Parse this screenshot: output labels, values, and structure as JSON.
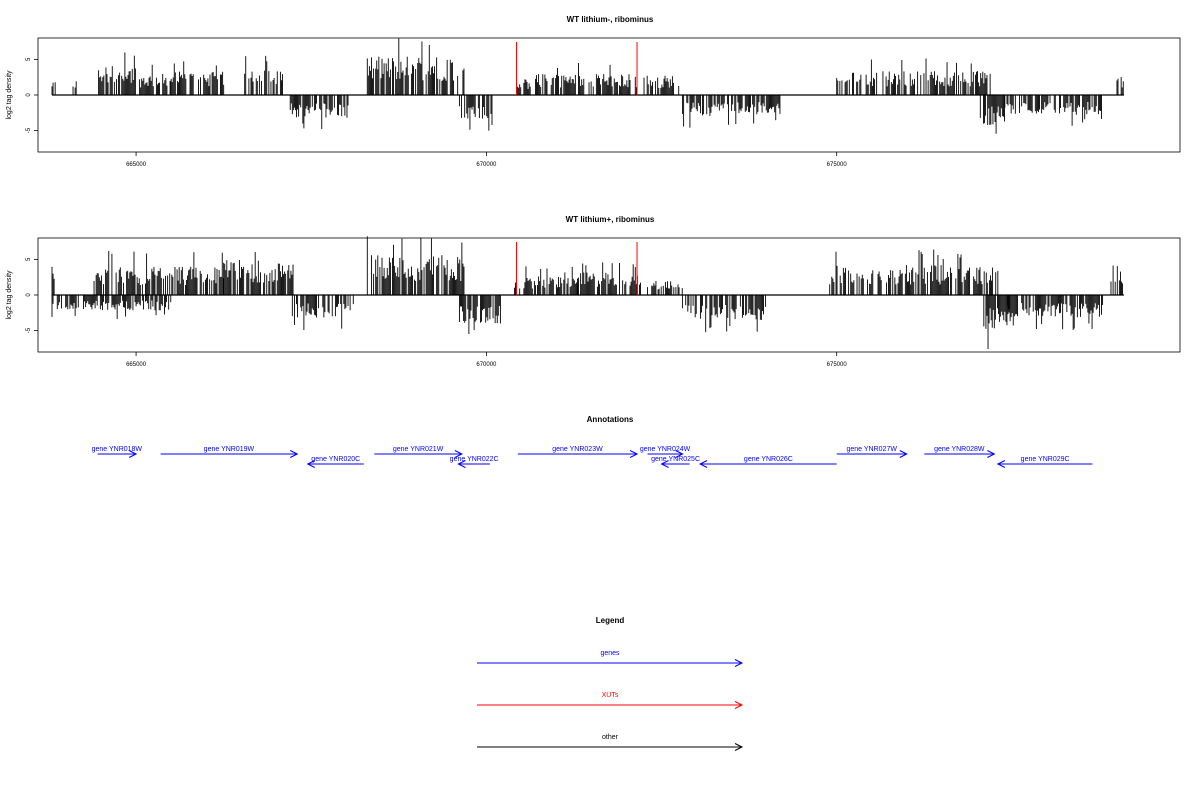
{
  "chart_data": [
    {
      "type": "bar",
      "title": "WT lithium-, ribominus",
      "ylabel": "log2 tag density",
      "xlim": [
        663600,
        679900
      ],
      "ylim": [
        -8,
        8
      ],
      "xticks": [
        665000,
        670000,
        675000
      ],
      "yticks": [
        -5,
        0,
        5
      ],
      "xut_markers": [
        670430,
        672150
      ],
      "segments": [
        {
          "start": 663800,
          "end": 663850,
          "strand": "+",
          "amp": 2.2
        },
        {
          "start": 664100,
          "end": 664150,
          "strand": "+",
          "amp": 2.1
        },
        {
          "start": 664450,
          "end": 665000,
          "strand": "+",
          "amp": 4.2
        },
        {
          "start": 665050,
          "end": 665500,
          "strand": "+",
          "amp": 3.0
        },
        {
          "start": 665500,
          "end": 666250,
          "strand": "+",
          "amp": 3.3
        },
        {
          "start": 666550,
          "end": 667100,
          "strand": "+",
          "amp": 3.8
        },
        {
          "start": 667200,
          "end": 668050,
          "strand": "-",
          "amp": 3.2
        },
        {
          "start": 668300,
          "end": 669700,
          "strand": "+",
          "amp": 5.5
        },
        {
          "start": 669600,
          "end": 670100,
          "strand": "-",
          "amp": 3.4
        },
        {
          "start": 670400,
          "end": 670650,
          "strand": "+",
          "amp": 2.2
        },
        {
          "start": 670700,
          "end": 672150,
          "strand": "+",
          "amp": 3.0
        },
        {
          "start": 672250,
          "end": 672800,
          "strand": "+",
          "amp": 2.8
        },
        {
          "start": 672800,
          "end": 673350,
          "strand": "-",
          "amp": 3.0
        },
        {
          "start": 673350,
          "end": 674200,
          "strand": "-",
          "amp": 2.8
        },
        {
          "start": 675000,
          "end": 677200,
          "strand": "+",
          "amp": 3.4
        },
        {
          "start": 677050,
          "end": 677400,
          "strand": "-",
          "amp": 4.5
        },
        {
          "start": 677400,
          "end": 678800,
          "strand": "-",
          "amp": 2.8
        },
        {
          "start": 679000,
          "end": 679100,
          "strand": "+",
          "amp": 3.0
        }
      ]
    },
    {
      "type": "bar",
      "title": "WT lithium+, ribominus",
      "ylabel": "log2 tag density",
      "xlim": [
        663600,
        679900
      ],
      "ylim": [
        -8,
        8
      ],
      "xticks": [
        665000,
        670000,
        675000
      ],
      "yticks": [
        -5,
        0,
        5
      ],
      "xut_markers": [
        670430,
        672150
      ],
      "segments": [
        {
          "start": 663800,
          "end": 664200,
          "strand": "-",
          "amp": 2.0
        },
        {
          "start": 663800,
          "end": 663850,
          "strand": "+",
          "amp": 4.7
        },
        {
          "start": 664400,
          "end": 666250,
          "strand": "+",
          "amp": 4.0
        },
        {
          "start": 664250,
          "end": 665500,
          "strand": "-",
          "amp": 2.2
        },
        {
          "start": 666250,
          "end": 667250,
          "strand": "+",
          "amp": 5.0
        },
        {
          "start": 667200,
          "end": 668100,
          "strand": "-",
          "amp": 3.3
        },
        {
          "start": 668300,
          "end": 669700,
          "strand": "+",
          "amp": 5.6
        },
        {
          "start": 669600,
          "end": 670200,
          "strand": "-",
          "amp": 4.0
        },
        {
          "start": 670400,
          "end": 671300,
          "strand": "+",
          "amp": 2.6
        },
        {
          "start": 671300,
          "end": 672200,
          "strand": "+",
          "amp": 3.2
        },
        {
          "start": 672300,
          "end": 672800,
          "strand": "+",
          "amp": 2.2
        },
        {
          "start": 672800,
          "end": 674000,
          "strand": "-",
          "amp": 3.6
        },
        {
          "start": 674900,
          "end": 677300,
          "strand": "+",
          "amp": 4.2
        },
        {
          "start": 677100,
          "end": 677500,
          "strand": "-",
          "amp": 5.0
        },
        {
          "start": 677400,
          "end": 678800,
          "strand": "-",
          "amp": 3.2
        },
        {
          "start": 678900,
          "end": 679100,
          "strand": "+",
          "amp": 4.5
        }
      ]
    }
  ],
  "annotations": {
    "title": "Annotations",
    "genes": [
      {
        "label": "gene YNR018W",
        "start": 664450,
        "end": 665000,
        "strand": "+",
        "row": 0
      },
      {
        "label": "gene YNR019W",
        "start": 665350,
        "end": 667300,
        "strand": "+",
        "row": 0
      },
      {
        "label": "gene YNR020C",
        "start": 667450,
        "end": 668250,
        "strand": "-",
        "row": 1
      },
      {
        "label": "gene YNR021W",
        "start": 668400,
        "end": 669650,
        "strand": "+",
        "row": 0
      },
      {
        "label": "gene YNR022C",
        "start": 669600,
        "end": 670050,
        "strand": "-",
        "row": 1
      },
      {
        "label": "gene YNR023W",
        "start": 670450,
        "end": 672150,
        "strand": "+",
        "row": 0
      },
      {
        "label": "gene YNR024W",
        "start": 672300,
        "end": 672800,
        "strand": "+",
        "row": 0
      },
      {
        "label": "gene YNR025C",
        "start": 672500,
        "end": 672900,
        "strand": "-",
        "row": 1
      },
      {
        "label": "gene YNR026C",
        "start": 673050,
        "end": 675000,
        "strand": "-",
        "row": 1
      },
      {
        "label": "gene YNR027W",
        "start": 675000,
        "end": 676000,
        "strand": "+",
        "row": 0
      },
      {
        "label": "gene YNR028W",
        "start": 676250,
        "end": 677250,
        "strand": "+",
        "row": 0
      },
      {
        "label": "gene YNR029C",
        "start": 677300,
        "end": 678650,
        "strand": "-",
        "row": 1
      }
    ]
  },
  "legend": {
    "title": "Legend",
    "items": [
      {
        "label": "genes",
        "color": "#0000ff"
      },
      {
        "label": "XUTs",
        "color": "#ff0000"
      },
      {
        "label": "other",
        "color": "#000000"
      }
    ]
  },
  "colors": {
    "signal": "#000000",
    "xut": "#ff0000",
    "gene": "#0000ff"
  }
}
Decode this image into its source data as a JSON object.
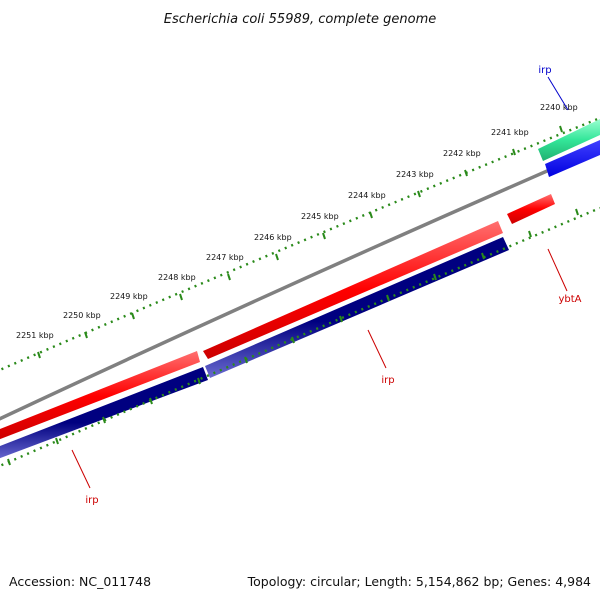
{
  "title": "Escherichia coli 55989, complete genome",
  "accession": "Accession: NC_011748",
  "topology": "Topology: circular; Length: 5,154,862 bp; Genes: 4,984",
  "ticks": [
    "2240 kbp",
    "2241 kbp",
    "2242 kbp",
    "2243 kbp",
    "2244 kbp",
    "2245 kbp",
    "2246 kbp",
    "2247 kbp",
    "2248 kbp",
    "2249 kbp",
    "2250 kbp",
    "2251 kbp"
  ],
  "features": [
    {
      "label": "irp",
      "color": "#0000cc"
    },
    {
      "label": "ybtA",
      "color": "#cc0000"
    },
    {
      "label": "irp",
      "color": "#cc0000"
    },
    {
      "label": "irp",
      "color": "#cc0000"
    }
  ],
  "colors": {
    "backbone": "#808080",
    "forward_cds": "#ff0000",
    "reverse_cds": "#000080",
    "gene_blue": "#0000ff",
    "gene_green": "#33e699",
    "tick": "#2a8a1a"
  }
}
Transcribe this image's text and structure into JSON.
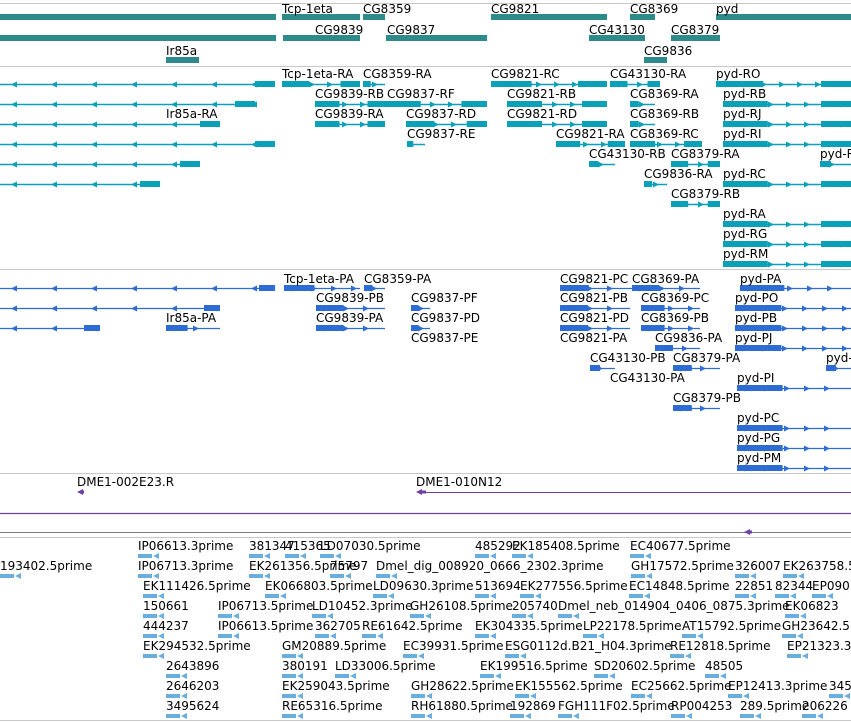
{
  "colors": {
    "gene": "#2e8b8b",
    "mrna_cds": "#0aa0b8",
    "protein": "#2d6cd4",
    "est": "#6f3fa8",
    "cdna": "#6aaee0",
    "track_line": "#c8c8c8",
    "track_line_dark": "#808080"
  },
  "tracks": [
    {
      "id": "genes",
      "name": "track-genes",
      "features": [
        {
          "label": "Tcp-1eta"
        },
        {
          "label": "CG8359"
        },
        {
          "label": "CG9821"
        },
        {
          "label": "CG8369"
        },
        {
          "label": "pyd"
        },
        {
          "label": "CG9839"
        },
        {
          "label": "CG9837"
        },
        {
          "label": "CG43130"
        },
        {
          "label": "CG8379"
        },
        {
          "label": "Ir85a"
        },
        {
          "label": "CG9836"
        }
      ]
    },
    {
      "id": "transcripts",
      "name": "track-transcripts",
      "features": [
        {
          "label": "Tcp-1eta-RA"
        },
        {
          "label": "CG8359-RA"
        },
        {
          "label": "CG9821-RC"
        },
        {
          "label": "CG43130-RA"
        },
        {
          "label": "pyd-RO"
        },
        {
          "label": "CG9839-RB"
        },
        {
          "label": "CG9837-RF"
        },
        {
          "label": "CG9821-RB"
        },
        {
          "label": "CG8369-RA"
        },
        {
          "label": "pyd-RB"
        },
        {
          "label": "Ir85a-RA"
        },
        {
          "label": "CG9839-RA"
        },
        {
          "label": "CG9837-RD"
        },
        {
          "label": "CG9821-RD"
        },
        {
          "label": "CG8369-RB"
        },
        {
          "label": "pyd-RJ"
        },
        {
          "label": "CG9837-RE"
        },
        {
          "label": "CG9821-RA"
        },
        {
          "label": "CG8369-RC"
        },
        {
          "label": "pyd-RI"
        },
        {
          "label": "CG43130-RB"
        },
        {
          "label": "CG8379-RA"
        },
        {
          "label": "pyd-R"
        },
        {
          "label": "CG9836-RA"
        },
        {
          "label": "pyd-RC"
        },
        {
          "label": "CG8379-RB"
        },
        {
          "label": "pyd-RA"
        },
        {
          "label": "pyd-RG"
        },
        {
          "label": "pyd-RM"
        }
      ]
    },
    {
      "id": "proteins",
      "name": "track-proteins",
      "features": [
        {
          "label": "Tcp-1eta-PA"
        },
        {
          "label": "CG8359-PA"
        },
        {
          "label": "CG9821-PC"
        },
        {
          "label": "CG8369-PA"
        },
        {
          "label": "pyd-PA"
        },
        {
          "label": "CG9839-PB"
        },
        {
          "label": "CG9837-PF"
        },
        {
          "label": "CG9821-PB"
        },
        {
          "label": "CG8369-PC"
        },
        {
          "label": "pyd-PO"
        },
        {
          "label": "Ir85a-PA"
        },
        {
          "label": "CG9839-PA"
        },
        {
          "label": "CG9837-PD"
        },
        {
          "label": "CG9821-PD"
        },
        {
          "label": "CG8369-PB"
        },
        {
          "label": "pyd-PB"
        },
        {
          "label": "CG9837-PE"
        },
        {
          "label": "CG9821-PA"
        },
        {
          "label": "CG9836-PA"
        },
        {
          "label": "pyd-PJ"
        },
        {
          "label": "CG43130-PB"
        },
        {
          "label": "CG8379-PA"
        },
        {
          "label": "pyd-"
        },
        {
          "label": "CG43130-PA"
        },
        {
          "label": "pyd-PI"
        },
        {
          "label": "CG8379-PB"
        },
        {
          "label": "pyd-PC"
        },
        {
          "label": "pyd-PG"
        },
        {
          "label": "pyd-PM"
        }
      ]
    },
    {
      "id": "est",
      "name": "track-est-clones",
      "features": [
        {
          "label": "DME1-002E23.R"
        },
        {
          "label": "DME1-010N12"
        }
      ]
    },
    {
      "id": "cdna",
      "name": "track-cdna-reads",
      "features": [
        {
          "label": "IP06613.3prime"
        },
        {
          "label": "381347"
        },
        {
          "label": "415365"
        },
        {
          "label": "LD07030.5prime"
        },
        {
          "label": "485292"
        },
        {
          "label": "EK185408.5prime"
        },
        {
          "label": "EC40677.5prime"
        },
        {
          "label": "193402.5prime"
        },
        {
          "label": "IP06713.3prime"
        },
        {
          "label": "EK261356.5prime"
        },
        {
          "label": "75797"
        },
        {
          "label": "Dmel_dig_008920_0666_2302.3prime"
        },
        {
          "label": "GH17572.5prime"
        },
        {
          "label": "326007"
        },
        {
          "label": "EK263758.5"
        },
        {
          "label": "EK111426.5prime"
        },
        {
          "label": "EK066803.5prime"
        },
        {
          "label": "LD09630.3prime"
        },
        {
          "label": "513694"
        },
        {
          "label": "EK277556.5prime"
        },
        {
          "label": "EC14848.5prime"
        },
        {
          "label": "22851"
        },
        {
          "label": "82344"
        },
        {
          "label": "EP090"
        },
        {
          "label": "150661"
        },
        {
          "label": "IP06713.5prime"
        },
        {
          "label": "LD10452.3prime"
        },
        {
          "label": "GH26108.5prime"
        },
        {
          "label": "205740"
        },
        {
          "label": "Dmel_neb_014904_0406_0875.3prime"
        },
        {
          "label": "EK06823"
        },
        {
          "label": "444237"
        },
        {
          "label": "IP06613.5prime"
        },
        {
          "label": "362705"
        },
        {
          "label": "RE61642.5prime"
        },
        {
          "label": "EK304335.5prime"
        },
        {
          "label": "LP22178.5prime"
        },
        {
          "label": "AT15792.5prime"
        },
        {
          "label": "GH23642.5"
        },
        {
          "label": "EK294532.5prime"
        },
        {
          "label": "GM20889.5prime"
        },
        {
          "label": "EC39931.5prime"
        },
        {
          "label": "ESG0112d.B21_H04.3prime"
        },
        {
          "label": "RE12818.5prime"
        },
        {
          "label": "EP21323.3"
        },
        {
          "label": "2643896"
        },
        {
          "label": "380191"
        },
        {
          "label": "LD33006.5prime"
        },
        {
          "label": "EK199516.5prime"
        },
        {
          "label": "SD20602.5prime"
        },
        {
          "label": "48505"
        },
        {
          "label": "2646203"
        },
        {
          "label": "EK259043.5prime"
        },
        {
          "label": "GH28622.5prime"
        },
        {
          "label": "EK155562.5prime"
        },
        {
          "label": "EC25662.5prime"
        },
        {
          "label": "EP12413.3prime"
        },
        {
          "label": "345"
        },
        {
          "label": "3495624"
        },
        {
          "label": "RE65316.5prime"
        },
        {
          "label": "RH61880.5prime"
        },
        {
          "label": "192869"
        },
        {
          "label": "FGH111F02.5prime"
        },
        {
          "label": "RP004253"
        },
        {
          "label": "289.5prime"
        },
        {
          "label": "206226"
        }
      ]
    }
  ]
}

--- --- ---

Task directions → Using the records above, find and show each line with the string "name".

Answer to the problem →
      "name": "track-genes",
      "name": "track-transcripts",
      "name": "track-proteins",
      "name": "track-est-clones",
      "name": "track-cdna-reads",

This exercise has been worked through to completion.